(Figure collection entries)
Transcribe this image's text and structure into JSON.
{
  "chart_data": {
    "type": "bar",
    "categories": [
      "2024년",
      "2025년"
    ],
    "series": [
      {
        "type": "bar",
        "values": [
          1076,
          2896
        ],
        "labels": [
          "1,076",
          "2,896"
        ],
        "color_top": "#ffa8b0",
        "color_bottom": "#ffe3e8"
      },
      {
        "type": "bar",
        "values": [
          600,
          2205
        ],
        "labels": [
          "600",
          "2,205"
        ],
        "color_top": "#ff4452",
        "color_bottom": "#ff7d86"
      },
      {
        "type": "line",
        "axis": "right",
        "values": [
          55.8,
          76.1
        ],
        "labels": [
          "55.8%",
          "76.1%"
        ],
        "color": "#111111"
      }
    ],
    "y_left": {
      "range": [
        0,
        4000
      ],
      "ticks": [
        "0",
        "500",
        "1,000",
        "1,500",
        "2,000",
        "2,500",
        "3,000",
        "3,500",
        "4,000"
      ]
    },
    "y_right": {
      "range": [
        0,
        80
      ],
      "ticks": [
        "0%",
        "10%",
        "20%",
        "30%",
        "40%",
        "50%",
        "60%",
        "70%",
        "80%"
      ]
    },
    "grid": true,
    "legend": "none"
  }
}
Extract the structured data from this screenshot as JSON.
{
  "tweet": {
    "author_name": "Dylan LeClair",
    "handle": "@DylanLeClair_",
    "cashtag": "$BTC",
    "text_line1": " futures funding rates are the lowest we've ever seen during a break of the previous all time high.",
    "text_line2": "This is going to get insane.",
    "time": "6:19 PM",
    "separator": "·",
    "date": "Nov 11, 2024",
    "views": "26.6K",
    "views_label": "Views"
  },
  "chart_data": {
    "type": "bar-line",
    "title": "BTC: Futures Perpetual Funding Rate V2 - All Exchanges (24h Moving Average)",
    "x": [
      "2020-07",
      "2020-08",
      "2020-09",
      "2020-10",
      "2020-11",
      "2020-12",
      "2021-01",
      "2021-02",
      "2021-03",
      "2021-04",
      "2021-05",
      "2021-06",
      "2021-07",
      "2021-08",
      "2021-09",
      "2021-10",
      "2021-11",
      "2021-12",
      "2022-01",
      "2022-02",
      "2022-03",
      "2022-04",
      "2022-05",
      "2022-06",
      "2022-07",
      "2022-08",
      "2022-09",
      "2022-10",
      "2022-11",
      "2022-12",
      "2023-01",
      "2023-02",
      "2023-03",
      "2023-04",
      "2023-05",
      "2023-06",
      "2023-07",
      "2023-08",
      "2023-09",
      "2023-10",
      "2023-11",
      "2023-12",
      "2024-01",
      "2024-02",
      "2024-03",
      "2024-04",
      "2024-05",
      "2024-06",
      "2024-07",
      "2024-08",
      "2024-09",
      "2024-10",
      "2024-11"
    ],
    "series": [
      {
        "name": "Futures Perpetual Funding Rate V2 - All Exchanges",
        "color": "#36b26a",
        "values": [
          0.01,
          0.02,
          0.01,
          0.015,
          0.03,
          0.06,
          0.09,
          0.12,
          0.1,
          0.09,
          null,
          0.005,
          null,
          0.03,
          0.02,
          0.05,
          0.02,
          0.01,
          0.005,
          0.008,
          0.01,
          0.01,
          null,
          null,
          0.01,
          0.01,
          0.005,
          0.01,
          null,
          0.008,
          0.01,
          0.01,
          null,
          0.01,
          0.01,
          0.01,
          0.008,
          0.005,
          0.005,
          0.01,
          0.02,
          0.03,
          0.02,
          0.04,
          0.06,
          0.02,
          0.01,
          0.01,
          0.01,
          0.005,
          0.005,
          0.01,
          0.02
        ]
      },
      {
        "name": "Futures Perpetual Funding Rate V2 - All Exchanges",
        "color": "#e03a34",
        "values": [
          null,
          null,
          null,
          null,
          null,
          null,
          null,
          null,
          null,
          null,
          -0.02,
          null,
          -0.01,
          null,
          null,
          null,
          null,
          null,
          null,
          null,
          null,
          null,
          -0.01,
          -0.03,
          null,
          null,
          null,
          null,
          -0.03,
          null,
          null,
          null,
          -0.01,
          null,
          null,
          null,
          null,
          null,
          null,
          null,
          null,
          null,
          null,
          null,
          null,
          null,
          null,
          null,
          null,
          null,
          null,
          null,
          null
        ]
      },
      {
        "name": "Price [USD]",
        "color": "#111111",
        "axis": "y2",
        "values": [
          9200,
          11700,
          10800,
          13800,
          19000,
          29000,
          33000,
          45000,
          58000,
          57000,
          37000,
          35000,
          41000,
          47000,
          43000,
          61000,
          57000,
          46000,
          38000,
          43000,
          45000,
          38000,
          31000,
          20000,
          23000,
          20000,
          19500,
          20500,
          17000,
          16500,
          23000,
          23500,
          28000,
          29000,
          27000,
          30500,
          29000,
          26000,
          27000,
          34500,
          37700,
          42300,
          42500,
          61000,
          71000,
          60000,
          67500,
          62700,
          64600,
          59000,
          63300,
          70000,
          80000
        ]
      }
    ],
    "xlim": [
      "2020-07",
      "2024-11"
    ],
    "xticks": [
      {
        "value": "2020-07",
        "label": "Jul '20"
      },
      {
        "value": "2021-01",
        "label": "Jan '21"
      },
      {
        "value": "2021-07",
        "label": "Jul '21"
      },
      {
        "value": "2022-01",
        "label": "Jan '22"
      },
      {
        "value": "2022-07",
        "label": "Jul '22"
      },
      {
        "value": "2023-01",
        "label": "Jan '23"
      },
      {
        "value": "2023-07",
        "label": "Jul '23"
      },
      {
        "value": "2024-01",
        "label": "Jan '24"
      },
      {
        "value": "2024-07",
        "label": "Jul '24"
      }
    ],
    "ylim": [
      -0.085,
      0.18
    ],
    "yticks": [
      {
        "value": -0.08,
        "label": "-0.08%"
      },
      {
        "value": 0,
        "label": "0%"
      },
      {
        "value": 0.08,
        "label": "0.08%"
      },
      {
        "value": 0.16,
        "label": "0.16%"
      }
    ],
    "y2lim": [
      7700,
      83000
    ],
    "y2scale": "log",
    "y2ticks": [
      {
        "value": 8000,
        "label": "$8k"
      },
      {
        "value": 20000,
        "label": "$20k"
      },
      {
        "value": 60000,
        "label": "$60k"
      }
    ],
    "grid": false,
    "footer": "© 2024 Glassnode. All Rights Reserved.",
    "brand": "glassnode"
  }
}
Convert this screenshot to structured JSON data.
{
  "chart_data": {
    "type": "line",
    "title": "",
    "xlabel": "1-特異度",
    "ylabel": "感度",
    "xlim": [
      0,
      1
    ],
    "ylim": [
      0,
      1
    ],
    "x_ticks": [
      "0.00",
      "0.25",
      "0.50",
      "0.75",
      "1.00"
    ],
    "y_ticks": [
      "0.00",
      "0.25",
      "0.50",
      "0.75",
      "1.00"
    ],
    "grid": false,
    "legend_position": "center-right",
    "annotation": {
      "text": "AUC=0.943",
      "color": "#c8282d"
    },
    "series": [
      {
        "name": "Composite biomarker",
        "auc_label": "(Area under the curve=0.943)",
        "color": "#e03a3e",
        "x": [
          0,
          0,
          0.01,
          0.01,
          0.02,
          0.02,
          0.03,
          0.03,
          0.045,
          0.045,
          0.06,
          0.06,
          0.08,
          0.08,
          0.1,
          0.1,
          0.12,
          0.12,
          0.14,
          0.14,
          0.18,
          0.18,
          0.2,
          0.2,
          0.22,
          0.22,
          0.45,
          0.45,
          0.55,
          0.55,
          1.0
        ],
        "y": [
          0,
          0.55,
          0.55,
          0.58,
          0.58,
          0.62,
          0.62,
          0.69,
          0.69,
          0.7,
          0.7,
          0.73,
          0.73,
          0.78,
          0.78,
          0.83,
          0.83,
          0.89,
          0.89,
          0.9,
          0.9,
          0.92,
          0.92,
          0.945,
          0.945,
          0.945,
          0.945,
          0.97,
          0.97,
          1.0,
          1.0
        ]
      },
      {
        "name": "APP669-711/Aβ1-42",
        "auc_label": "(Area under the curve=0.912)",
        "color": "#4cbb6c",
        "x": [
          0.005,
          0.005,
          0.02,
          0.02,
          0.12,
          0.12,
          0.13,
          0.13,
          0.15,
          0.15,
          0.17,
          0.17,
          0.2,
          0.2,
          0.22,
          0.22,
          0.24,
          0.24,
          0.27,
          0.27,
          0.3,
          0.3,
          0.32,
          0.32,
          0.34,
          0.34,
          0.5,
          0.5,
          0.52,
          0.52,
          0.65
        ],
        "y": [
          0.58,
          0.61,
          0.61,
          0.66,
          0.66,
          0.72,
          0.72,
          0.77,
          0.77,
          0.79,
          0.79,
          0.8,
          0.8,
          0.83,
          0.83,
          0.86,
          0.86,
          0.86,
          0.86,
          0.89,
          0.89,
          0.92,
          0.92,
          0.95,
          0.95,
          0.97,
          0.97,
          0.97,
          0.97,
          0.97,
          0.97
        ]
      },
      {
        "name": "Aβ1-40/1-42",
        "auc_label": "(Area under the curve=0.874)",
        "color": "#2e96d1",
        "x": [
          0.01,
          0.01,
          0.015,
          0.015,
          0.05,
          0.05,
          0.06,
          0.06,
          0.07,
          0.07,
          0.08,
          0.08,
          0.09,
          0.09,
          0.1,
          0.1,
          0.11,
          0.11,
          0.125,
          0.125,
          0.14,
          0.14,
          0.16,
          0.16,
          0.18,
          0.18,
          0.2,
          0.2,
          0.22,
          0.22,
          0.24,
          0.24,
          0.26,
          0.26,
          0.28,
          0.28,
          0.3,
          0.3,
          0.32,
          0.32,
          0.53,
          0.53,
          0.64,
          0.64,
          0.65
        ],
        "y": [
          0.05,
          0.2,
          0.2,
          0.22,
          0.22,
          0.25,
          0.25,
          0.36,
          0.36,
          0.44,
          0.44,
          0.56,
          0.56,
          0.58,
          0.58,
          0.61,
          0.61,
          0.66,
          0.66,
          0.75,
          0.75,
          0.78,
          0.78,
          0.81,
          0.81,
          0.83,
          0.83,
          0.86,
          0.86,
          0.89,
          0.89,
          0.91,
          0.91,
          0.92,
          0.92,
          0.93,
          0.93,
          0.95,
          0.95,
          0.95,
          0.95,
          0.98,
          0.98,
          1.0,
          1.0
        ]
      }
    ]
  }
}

OBJECTIVE: Filter the data for the string "time" and copy every line that has it.

WRITTEN SOLUTION:
    "text_line1": " futures funding rates are the lowest we've ever seen during a break of the previous all time high.",
    "time": "6:19 PM",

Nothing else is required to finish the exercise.